Find every line with the word "quàm" and report how many there are, without any other text.

###

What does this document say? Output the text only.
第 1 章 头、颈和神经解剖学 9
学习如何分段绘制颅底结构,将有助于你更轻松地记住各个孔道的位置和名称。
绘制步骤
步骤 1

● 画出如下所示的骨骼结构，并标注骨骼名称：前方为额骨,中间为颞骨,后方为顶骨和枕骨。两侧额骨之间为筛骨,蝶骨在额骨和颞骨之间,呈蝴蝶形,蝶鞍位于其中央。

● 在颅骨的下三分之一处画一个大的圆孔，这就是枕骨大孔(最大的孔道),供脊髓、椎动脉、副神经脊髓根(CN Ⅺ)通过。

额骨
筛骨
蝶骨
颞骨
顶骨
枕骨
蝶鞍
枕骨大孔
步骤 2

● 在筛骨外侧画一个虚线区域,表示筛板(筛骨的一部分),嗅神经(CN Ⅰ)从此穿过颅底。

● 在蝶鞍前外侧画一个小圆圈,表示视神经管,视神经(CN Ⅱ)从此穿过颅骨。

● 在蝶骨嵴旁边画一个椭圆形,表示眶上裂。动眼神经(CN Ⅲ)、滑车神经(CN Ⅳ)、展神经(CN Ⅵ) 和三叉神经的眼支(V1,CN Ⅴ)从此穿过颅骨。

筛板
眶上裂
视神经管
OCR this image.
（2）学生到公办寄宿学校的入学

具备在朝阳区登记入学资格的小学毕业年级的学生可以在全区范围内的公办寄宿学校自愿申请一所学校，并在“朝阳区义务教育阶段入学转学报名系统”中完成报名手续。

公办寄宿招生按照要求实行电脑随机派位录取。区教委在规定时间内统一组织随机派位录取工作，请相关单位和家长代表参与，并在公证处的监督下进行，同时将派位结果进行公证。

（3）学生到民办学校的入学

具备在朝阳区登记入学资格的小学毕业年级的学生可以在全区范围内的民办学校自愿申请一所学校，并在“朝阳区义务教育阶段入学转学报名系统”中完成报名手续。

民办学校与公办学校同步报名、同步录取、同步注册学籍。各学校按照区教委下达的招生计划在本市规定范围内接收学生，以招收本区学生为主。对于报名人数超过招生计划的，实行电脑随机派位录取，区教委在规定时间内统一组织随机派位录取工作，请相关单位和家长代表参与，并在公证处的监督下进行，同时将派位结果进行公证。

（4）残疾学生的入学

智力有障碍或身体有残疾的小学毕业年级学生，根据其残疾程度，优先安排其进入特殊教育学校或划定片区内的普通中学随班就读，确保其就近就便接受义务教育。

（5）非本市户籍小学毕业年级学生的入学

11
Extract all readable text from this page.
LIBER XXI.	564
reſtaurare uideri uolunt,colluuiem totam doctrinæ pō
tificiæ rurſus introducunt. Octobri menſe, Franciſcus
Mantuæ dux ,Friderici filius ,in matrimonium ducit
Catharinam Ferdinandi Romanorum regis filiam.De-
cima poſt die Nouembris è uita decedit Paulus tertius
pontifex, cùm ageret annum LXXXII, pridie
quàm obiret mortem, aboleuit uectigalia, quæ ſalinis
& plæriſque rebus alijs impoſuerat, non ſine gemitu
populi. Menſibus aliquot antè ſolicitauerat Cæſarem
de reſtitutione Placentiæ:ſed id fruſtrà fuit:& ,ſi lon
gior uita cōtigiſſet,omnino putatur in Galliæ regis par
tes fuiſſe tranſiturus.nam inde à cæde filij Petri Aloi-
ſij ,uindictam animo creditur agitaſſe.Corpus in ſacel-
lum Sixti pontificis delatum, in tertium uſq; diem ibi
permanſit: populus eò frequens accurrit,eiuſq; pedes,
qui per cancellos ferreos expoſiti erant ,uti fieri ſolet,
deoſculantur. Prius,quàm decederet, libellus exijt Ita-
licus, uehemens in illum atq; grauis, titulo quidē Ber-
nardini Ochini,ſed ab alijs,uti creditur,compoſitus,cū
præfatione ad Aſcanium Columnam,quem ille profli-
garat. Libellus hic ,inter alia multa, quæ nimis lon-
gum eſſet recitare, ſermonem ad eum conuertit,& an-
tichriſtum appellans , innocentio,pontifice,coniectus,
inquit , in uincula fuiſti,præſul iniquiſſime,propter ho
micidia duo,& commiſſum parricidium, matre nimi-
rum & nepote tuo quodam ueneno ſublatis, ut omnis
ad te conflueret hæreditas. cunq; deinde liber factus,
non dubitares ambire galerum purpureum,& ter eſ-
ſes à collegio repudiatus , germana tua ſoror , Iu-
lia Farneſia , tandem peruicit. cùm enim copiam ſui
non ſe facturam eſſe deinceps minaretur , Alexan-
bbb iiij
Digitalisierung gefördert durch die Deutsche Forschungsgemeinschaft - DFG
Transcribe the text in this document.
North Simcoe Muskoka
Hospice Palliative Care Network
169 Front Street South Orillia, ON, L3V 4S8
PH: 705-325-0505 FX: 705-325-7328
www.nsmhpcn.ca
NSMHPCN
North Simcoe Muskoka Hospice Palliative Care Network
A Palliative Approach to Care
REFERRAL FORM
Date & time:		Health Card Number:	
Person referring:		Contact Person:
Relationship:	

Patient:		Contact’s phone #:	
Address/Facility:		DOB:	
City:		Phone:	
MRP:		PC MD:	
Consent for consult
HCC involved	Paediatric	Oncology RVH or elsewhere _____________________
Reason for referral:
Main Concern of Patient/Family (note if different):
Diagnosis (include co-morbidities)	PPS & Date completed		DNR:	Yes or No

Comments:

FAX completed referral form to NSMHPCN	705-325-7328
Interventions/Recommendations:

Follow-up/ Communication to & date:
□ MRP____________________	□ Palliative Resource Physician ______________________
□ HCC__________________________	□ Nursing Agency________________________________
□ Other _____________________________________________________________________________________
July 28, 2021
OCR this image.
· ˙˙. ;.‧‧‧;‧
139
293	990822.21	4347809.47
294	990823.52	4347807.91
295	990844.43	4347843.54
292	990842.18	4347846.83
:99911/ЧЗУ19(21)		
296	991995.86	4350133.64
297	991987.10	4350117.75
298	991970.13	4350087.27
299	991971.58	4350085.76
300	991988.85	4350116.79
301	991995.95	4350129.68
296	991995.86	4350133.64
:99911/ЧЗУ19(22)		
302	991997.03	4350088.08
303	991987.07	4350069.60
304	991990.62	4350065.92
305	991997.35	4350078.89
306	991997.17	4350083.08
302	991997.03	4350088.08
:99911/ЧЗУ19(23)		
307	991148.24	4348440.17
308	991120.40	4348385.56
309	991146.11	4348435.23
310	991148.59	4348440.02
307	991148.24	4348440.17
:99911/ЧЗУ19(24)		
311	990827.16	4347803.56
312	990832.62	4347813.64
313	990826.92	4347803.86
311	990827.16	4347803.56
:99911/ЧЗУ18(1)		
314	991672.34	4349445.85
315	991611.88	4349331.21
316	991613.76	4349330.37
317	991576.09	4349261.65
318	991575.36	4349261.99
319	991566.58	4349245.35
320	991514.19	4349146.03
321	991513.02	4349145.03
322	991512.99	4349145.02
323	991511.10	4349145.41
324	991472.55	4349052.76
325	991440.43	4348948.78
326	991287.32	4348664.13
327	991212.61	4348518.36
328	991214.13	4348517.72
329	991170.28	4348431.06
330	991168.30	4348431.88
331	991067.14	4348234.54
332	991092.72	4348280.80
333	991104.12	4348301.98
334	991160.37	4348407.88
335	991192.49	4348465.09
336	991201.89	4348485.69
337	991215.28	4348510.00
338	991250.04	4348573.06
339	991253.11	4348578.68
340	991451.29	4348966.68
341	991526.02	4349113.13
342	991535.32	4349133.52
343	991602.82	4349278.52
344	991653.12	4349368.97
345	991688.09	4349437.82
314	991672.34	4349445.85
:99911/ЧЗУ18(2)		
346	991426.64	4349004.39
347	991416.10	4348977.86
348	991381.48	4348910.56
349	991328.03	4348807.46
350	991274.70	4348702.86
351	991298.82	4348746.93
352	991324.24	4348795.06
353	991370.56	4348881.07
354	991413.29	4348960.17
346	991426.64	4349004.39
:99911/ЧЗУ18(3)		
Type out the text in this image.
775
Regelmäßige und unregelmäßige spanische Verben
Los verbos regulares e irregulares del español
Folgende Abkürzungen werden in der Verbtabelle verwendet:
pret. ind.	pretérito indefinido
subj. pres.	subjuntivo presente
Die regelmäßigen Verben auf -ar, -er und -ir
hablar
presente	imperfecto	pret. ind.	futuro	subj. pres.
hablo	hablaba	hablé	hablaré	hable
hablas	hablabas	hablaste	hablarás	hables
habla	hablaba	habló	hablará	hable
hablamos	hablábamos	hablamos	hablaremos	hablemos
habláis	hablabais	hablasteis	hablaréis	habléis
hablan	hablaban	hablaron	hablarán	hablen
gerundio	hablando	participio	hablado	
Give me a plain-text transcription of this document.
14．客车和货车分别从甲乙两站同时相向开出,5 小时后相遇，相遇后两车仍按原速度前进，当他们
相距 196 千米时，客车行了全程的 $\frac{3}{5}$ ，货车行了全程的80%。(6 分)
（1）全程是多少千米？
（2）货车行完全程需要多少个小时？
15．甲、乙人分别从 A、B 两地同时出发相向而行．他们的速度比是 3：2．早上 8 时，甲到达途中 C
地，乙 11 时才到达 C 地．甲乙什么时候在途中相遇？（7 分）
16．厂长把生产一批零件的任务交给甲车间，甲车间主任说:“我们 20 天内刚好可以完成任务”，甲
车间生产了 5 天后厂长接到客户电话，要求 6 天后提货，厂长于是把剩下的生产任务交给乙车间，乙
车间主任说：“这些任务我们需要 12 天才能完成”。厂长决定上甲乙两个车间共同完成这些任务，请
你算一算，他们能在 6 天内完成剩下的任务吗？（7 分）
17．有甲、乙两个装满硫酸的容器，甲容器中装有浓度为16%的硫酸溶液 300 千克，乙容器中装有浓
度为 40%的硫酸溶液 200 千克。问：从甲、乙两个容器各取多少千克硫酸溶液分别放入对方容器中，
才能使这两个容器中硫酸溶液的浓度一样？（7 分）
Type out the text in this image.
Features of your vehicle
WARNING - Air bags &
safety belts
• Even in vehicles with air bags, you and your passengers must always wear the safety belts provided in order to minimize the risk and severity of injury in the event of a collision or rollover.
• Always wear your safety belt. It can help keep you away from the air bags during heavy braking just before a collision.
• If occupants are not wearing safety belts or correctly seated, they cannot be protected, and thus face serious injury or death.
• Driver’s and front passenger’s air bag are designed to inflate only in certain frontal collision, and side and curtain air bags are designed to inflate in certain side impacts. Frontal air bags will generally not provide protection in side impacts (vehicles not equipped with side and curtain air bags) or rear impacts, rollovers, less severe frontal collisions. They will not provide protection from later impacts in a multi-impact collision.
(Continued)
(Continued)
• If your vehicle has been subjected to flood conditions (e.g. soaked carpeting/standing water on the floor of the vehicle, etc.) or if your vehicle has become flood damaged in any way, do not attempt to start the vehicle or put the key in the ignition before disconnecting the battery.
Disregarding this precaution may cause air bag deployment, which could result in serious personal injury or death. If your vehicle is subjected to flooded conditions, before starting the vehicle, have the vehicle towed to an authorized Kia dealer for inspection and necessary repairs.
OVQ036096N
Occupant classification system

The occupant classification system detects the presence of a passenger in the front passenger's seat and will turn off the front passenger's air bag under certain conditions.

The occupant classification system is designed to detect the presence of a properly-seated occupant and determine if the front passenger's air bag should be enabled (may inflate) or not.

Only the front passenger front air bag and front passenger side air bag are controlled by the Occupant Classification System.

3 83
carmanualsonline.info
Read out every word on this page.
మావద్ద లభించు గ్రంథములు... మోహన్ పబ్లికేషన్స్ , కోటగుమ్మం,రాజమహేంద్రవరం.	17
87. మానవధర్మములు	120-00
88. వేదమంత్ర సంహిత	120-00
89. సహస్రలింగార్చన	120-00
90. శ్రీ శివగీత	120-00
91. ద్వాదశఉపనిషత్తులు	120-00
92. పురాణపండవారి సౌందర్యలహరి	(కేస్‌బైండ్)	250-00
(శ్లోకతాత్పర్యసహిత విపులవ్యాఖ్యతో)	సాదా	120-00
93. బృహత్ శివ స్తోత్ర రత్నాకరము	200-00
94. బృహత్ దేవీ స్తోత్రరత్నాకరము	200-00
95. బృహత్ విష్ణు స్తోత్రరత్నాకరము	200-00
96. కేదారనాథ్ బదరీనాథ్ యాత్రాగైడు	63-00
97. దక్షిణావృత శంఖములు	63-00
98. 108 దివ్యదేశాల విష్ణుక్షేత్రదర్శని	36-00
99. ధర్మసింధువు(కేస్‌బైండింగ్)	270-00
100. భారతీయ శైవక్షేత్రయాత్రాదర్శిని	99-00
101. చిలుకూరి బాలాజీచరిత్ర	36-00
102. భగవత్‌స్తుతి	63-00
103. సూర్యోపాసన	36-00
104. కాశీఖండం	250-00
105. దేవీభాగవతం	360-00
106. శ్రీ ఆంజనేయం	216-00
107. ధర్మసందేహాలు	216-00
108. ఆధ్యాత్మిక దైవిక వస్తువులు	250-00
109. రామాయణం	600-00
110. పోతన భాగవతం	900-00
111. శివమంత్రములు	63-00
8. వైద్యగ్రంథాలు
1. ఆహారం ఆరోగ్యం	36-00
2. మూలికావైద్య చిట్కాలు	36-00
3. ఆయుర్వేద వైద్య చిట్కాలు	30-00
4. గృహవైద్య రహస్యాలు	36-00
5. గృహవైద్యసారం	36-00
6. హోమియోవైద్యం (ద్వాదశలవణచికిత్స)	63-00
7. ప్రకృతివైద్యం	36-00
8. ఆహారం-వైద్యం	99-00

###

* _WRITTEN ANSWER_
2